[Page records with their text]

========

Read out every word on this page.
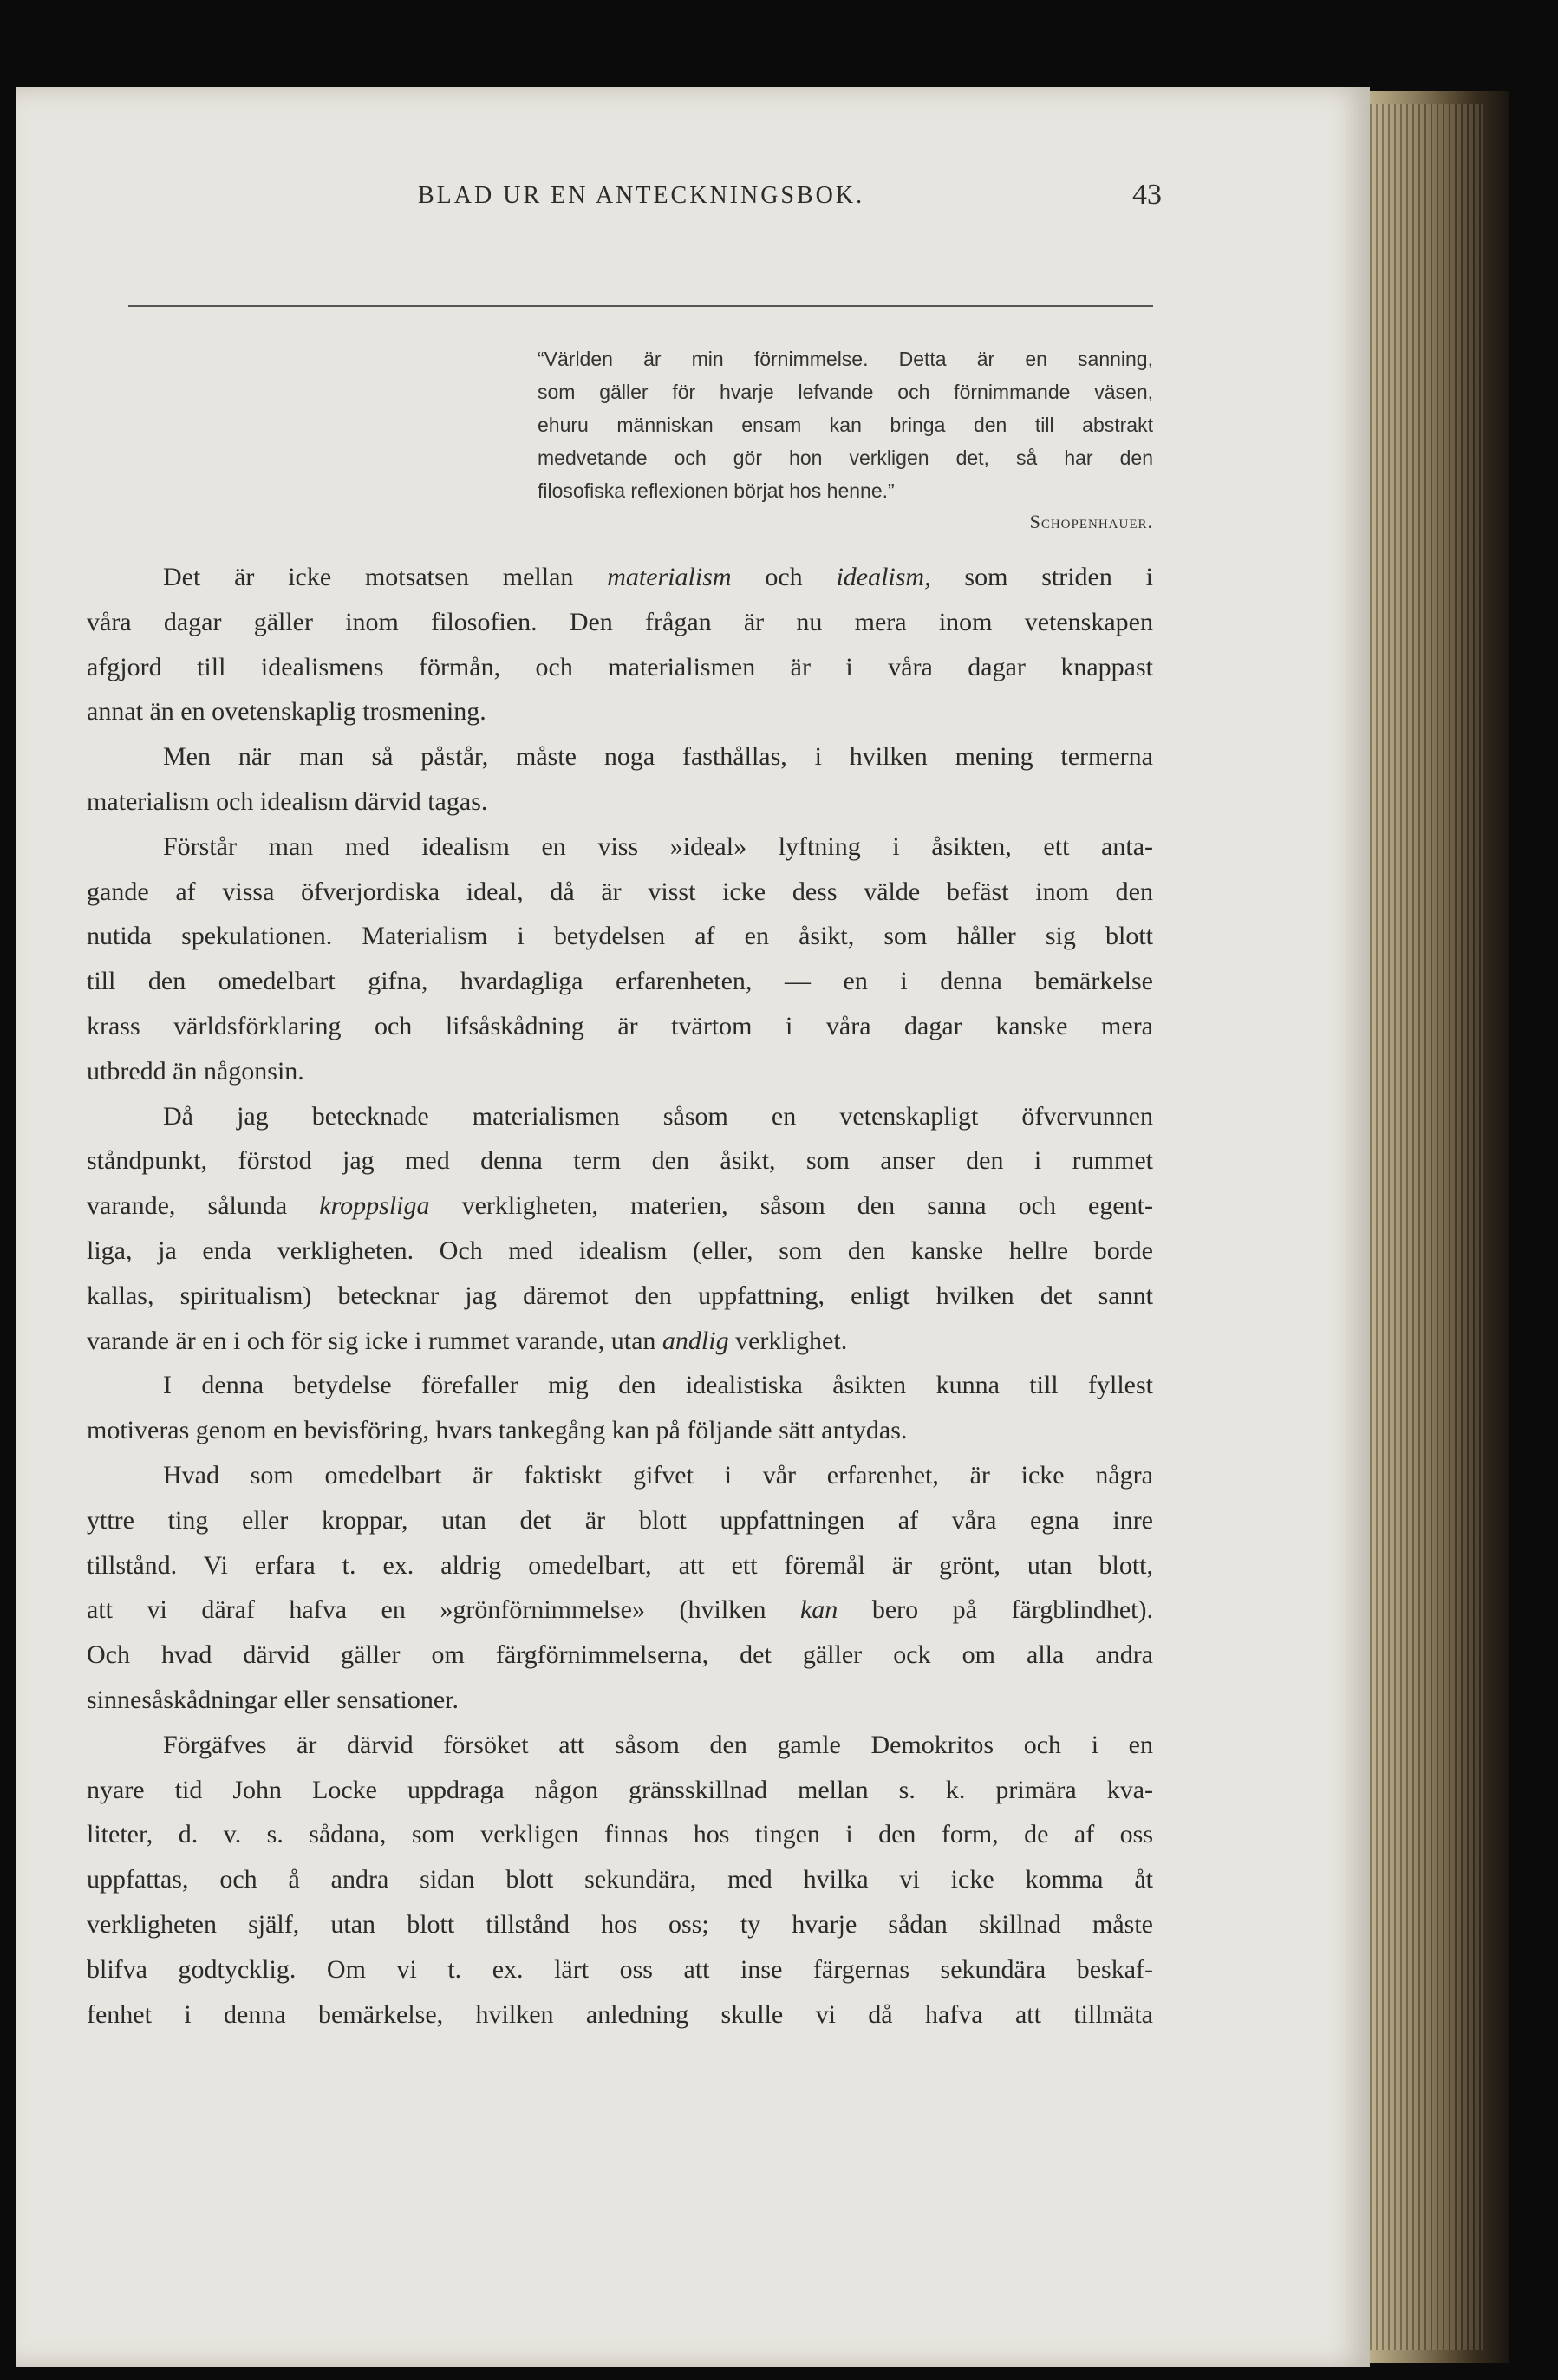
BLAD UR EN ANTECKNINGSBOK.	43
“Världen är min förnimmelse. Detta är en sanning,
som gäller för hvarje lefvande och förnimmande väsen,
ehuru människan ensam kan bringa den till abstrakt
medvetande och gör hon verkligen det, så har den
filosofiska reflexionen börjat hos henne.”
Schopenhauer.
Det är icke motsatsen mellan materialism och idealism, som striden i
våra dagar gäller inom filosofien. Den frågan är nu mera inom vetenskapen
afgjord till idealismens förmån, och materialismen är i våra dagar knappast
annat än en ovetenskaplig trosmening.
Men när man så påstår, måste noga fasthållas, i hvilken mening termerna
materialism och idealism därvid tagas.
Förstår man med idealism en viss »ideal» lyftning i åsikten, ett anta-
gande af vissa öfverjordiska ideal, då är visst icke dess välde befäst inom den
nutida spekulationen. Materialism i betydelsen af en åsikt, som håller sig blott
till den omedelbart gifna, hvardagliga erfarenheten, — en i denna bemärkelse
krass världsförklaring och lifsåskådning är tvärtom i våra dagar kanske mera
utbredd än någonsin.
Då jag betecknade materialismen såsom en vetenskapligt öfvervunnen
ståndpunkt, förstod jag med denna term den åsikt, som anser den i rummet
varande, sålunda kroppsliga verkligheten, materien, såsom den sanna och egent-
liga, ja enda verkligheten. Och med idealism (eller, som den kanske hellre borde
kallas, spiritualism) betecknar jag däremot den uppfattning, enligt hvilken det sannt
varande är en i och för sig icke i rummet varande, utan andlig verklighet.
I denna betydelse förefaller mig den idealistiska åsikten kunna till fyllest
motiveras genom en bevisföring, hvars tankegång kan på följande sätt antydas.
Hvad som omedelbart är faktiskt gifvet i vår erfarenhet, är icke några
yttre ting eller kroppar, utan det är blott uppfattningen af våra egna inre
tillstånd. Vi erfara t. ex. aldrig omedelbart, att ett föremål är grönt, utan blott,
att vi däraf hafva en »grönförnimmelse» (hvilken kan bero på färgblindhet).
Och hvad därvid gäller om färgförnimmelserna, det gäller ock om alla andra
sinnesåskådningar eller sensationer.
Förgäfves är därvid försöket att såsom den gamle Demokritos och i en
nyare tid John Locke uppdraga någon gränsskillnad mellan s. k. primära kva-
liteter, d. v. s. sådana, som verkligen finnas hos tingen i den form, de af oss
uppfattas, och å andra sidan blott sekundära, med hvilka vi icke komma åt
verkligheten själf, utan blott tillstånd hos oss; ty hvarje sådan skillnad måste
blifva godtycklig. Om vi t. ex. lärt oss att inse färgernas sekundära beskaf-
fenhet i denna bemärkelse, hvilken anledning skulle vi då hafva att tillmäta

========

▶ [PROBLEM DESCRIPTION]
Restate the records word for word and drop the images.

▶ [FINAL ANSWER]
Read out every word on this page.
BLAD UR EN ANTECKNINGSBOK.	43
“Världen är min förnimmelse. Detta är en sanning,
som gäller för hvarje lefvande och förnimmande väsen,
ehuru människan ensam kan bringa den till abstrakt
medvetande och gör hon verkligen det, så har den
filosofiska reflexionen börjat hos henne.”
Schopenhauer.
Det är icke motsatsen mellan materialism och idealism, som striden i
våra dagar gäller inom filosofien. Den frågan är nu mera inom vetenskapen
afgjord till idealismens förmån, och materialismen är i våra dagar knappast
annat än en ovetenskaplig trosmening.
Men när man så påstår, måste noga fasthållas, i hvilken mening termerna
materialism och idealism därvid tagas.
Förstår man med idealism en viss »ideal» lyftning i åsikten, ett anta-
gande af vissa öfverjordiska ideal, då är visst icke dess välde befäst inom den
nutida spekulationen. Materialism i betydelsen af en åsikt, som håller sig blott
till den omedelbart gifna, hvardagliga erfarenheten, — en i denna bemärkelse
krass världsförklaring och lifsåskådning är tvärtom i våra dagar kanske mera
utbredd än någonsin.
Då jag betecknade materialismen såsom en vetenskapligt öfvervunnen
ståndpunkt, förstod jag med denna term den åsikt, som anser den i rummet
varande, sålunda kroppsliga verkligheten, materien, såsom den sanna och egent-
liga, ja enda verkligheten. Och med idealism (eller, som den kanske hellre borde
kallas, spiritualism) betecknar jag däremot den uppfattning, enligt hvilken det sannt
varande är en i och för sig icke i rummet varande, utan andlig verklighet.
I denna betydelse förefaller mig den idealistiska åsikten kunna till fyllest
motiveras genom en bevisföring, hvars tankegång kan på följande sätt antydas.
Hvad som omedelbart är faktiskt gifvet i vår erfarenhet, är icke några
yttre ting eller kroppar, utan det är blott uppfattningen af våra egna inre
tillstånd. Vi erfara t. ex. aldrig omedelbart, att ett föremål är grönt, utan blott,
att vi däraf hafva en »grönförnimmelse» (hvilken kan bero på färgblindhet).
Och hvad därvid gäller om färgförnimmelserna, det gäller ock om alla andra
sinnesåskådningar eller sensationer.
Förgäfves är därvid försöket att såsom den gamle Demokritos och i en
nyare tid John Locke uppdraga någon gränsskillnad mellan s. k. primära kva-
liteter, d. v. s. sådana, som verkligen finnas hos tingen i den form, de af oss
uppfattas, och å andra sidan blott sekundära, med hvilka vi icke komma åt
verkligheten själf, utan blott tillstånd hos oss; ty hvarje sådan skillnad måste
blifva godtycklig. Om vi t. ex. lärt oss att inse färgernas sekundära beskaf-
fenhet i denna bemärkelse, hvilken anledning skulle vi då hafva att tillmäta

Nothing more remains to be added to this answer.